→ **Written task**
Skip the pictures. Reproduce all other material exactly.

→ **Task input**
---*---

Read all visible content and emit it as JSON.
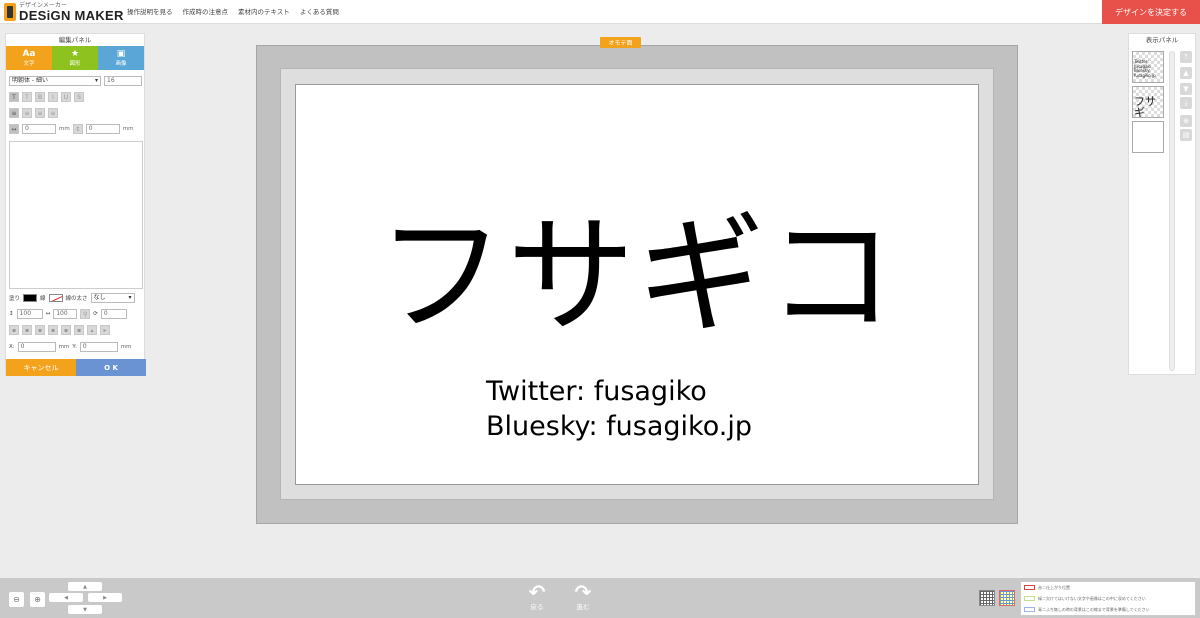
{
  "header": {
    "logo_small": "デザインメーカー",
    "logo_main": "DESiGN MAKER",
    "nav": [
      "操作説明を見る",
      "作成時の注意点",
      "素材内のテキスト",
      "よくある質問"
    ],
    "decide_button": "デザインを決定する"
  },
  "edit_panel": {
    "title": "編集パネル",
    "tabs": [
      {
        "icon": "Aa",
        "label": "文字"
      },
      {
        "icon": "★",
        "label": "図形"
      },
      {
        "icon": "▣",
        "label": "画像"
      }
    ],
    "font_family": "明朝体 - 細い",
    "font_size": "16",
    "letter_spacing": "0",
    "line_spacing": "0",
    "unit_mm": "mm",
    "fill_label": "塗り",
    "stroke_label": "線",
    "stroke_width_label": "線の太さ",
    "stroke_width_value": "なし",
    "scale_h": "100",
    "scale_w": "100",
    "rotation": "0",
    "x_label": "X:",
    "x_value": "0",
    "y_label": "Y:",
    "y_value": "0",
    "cancel_button": "キャンセル",
    "ok_button": "O K"
  },
  "canvas": {
    "side_label": "オモテ面",
    "title": "フサギコ",
    "line1": "Twitter: fusagiko",
    "line2": "Bluesky: fusagiko.jp"
  },
  "display_panel": {
    "title": "表示パネル",
    "thumbs": [
      "Twitter: fusagiko Bluesky: fusagiko.jp",
      "フサギ",
      ""
    ]
  },
  "bottom": {
    "undo_label": "戻る",
    "redo_label": "進む",
    "legend": [
      {
        "text": "赤＝仕上がり位置",
        "color": "#e0443a"
      },
      {
        "text": "緑＝欠けてはいけない文字や画像はこの中に収めてください",
        "color": "#8dc21f"
      },
      {
        "text": "青＝ふち無しの時の背景はこの線まで背景を準備してください",
        "color": "#6a93d4"
      }
    ]
  }
}
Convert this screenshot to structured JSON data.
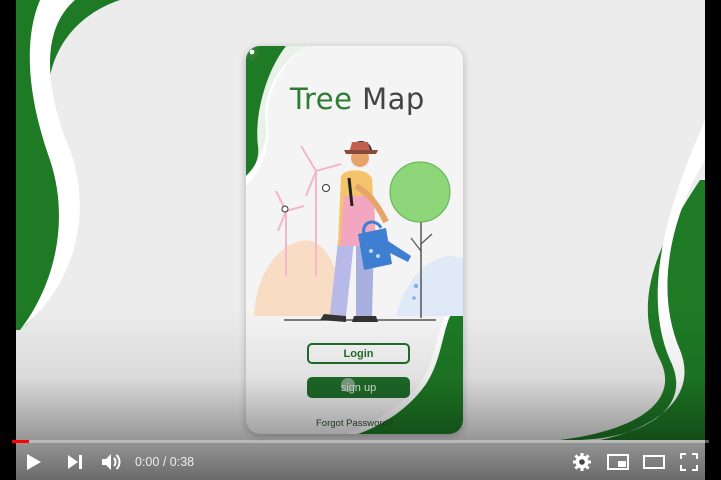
{
  "app": {
    "title_part1": "Tree",
    "title_part2": "Map",
    "login_label": "Login",
    "signup_label": "sign up",
    "forgot_label": "Forgot Password?"
  },
  "player": {
    "current_time": "0:00",
    "separator": " / ",
    "duration": "0:38",
    "progress_fraction": 0.025,
    "progress_color": "#ff0000"
  },
  "colors": {
    "brand_green": "#1f6e2a",
    "background": "#ececec"
  },
  "icons": [
    "play-icon",
    "next-icon",
    "volume-icon",
    "settings-icon",
    "miniplayer-icon",
    "theater-icon",
    "fullscreen-icon",
    "map-pin-icon"
  ]
}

---*---

→ **Full response**
Read all visible content and emit it as JSON.
{
  "header": {
    "logo_small": "デザインメーカー",
    "logo_main": "DESiGN MAKER",
    "nav": [
      "操作説明を見る",
      "作成時の注意点",
      "素材内のテキスト",
      "よくある質問"
    ],
    "decide_button": "デザインを決定する"
  },
  "edit_panel": {
    "title": "編集パネル",
    "tabs": [
      {
        "icon": "Aa",
        "label": "文字"
      },
      {
        "icon": "★",
        "label": "図形"
      },
      {
        "icon": "▣",
        "label": "画像"
      }
    ],
    "font_family": "明朝体 - 細い",
    "font_size": "16",
    "letter_spacing": "0",
    "line_spacing": "0",
    "unit_mm": "mm",
    "fill_label": "塗り",
    "stroke_label": "線",
    "stroke_width_label": "線の太さ",
    "stroke_width_value": "なし",
    "scale_h": "100",
    "scale_w": "100",
    "rotation": "0",
    "x_label": "X:",
    "x_value": "0",
    "y_label": "Y:",
    "y_value": "0",
    "cancel_button": "キャンセル",
    "ok_button": "O K"
  },
  "canvas": {
    "side_label": "オモテ面",
    "title": "フサギコ",
    "line1": "Twitter: fusagiko",
    "line2": "Bluesky: fusagiko.jp"
  },
  "display_panel": {
    "title": "表示パネル",
    "thumbs": [
      "Twitter: fusagiko Bluesky: fusagiko.jp",
      "フサギ",
      ""
    ]
  },
  "bottom": {
    "undo_label": "戻る",
    "redo_label": "進む",
    "legend": [
      {
        "text": "赤＝仕上がり位置",
        "color": "#e0443a"
      },
      {
        "text": "緑＝欠けてはいけない文字や画像はこの中に収めてください",
        "color": "#8dc21f"
      },
      {
        "text": "青＝ふち無しの時の背景はこの線まで背景を準備してください",
        "color": "#6a93d4"
      }
    ]
  }
}
Convert this screenshot to structured JSON data.
{
  "app": {
    "title_part1": "Tree",
    "title_part2": "Map",
    "login_label": "Login",
    "signup_label": "sign up",
    "forgot_label": "Forgot Password?"
  },
  "player": {
    "current_time": "0:00",
    "separator": " / ",
    "duration": "0:38",
    "progress_fraction": 0.025,
    "progress_color": "#ff0000"
  },
  "colors": {
    "brand_green": "#1f6e2a",
    "background": "#ececec"
  },
  "icons": [
    "play-icon",
    "next-icon",
    "volume-icon",
    "settings-icon",
    "miniplayer-icon",
    "theater-icon",
    "fullscreen-icon",
    "map-pin-icon"
  ]
}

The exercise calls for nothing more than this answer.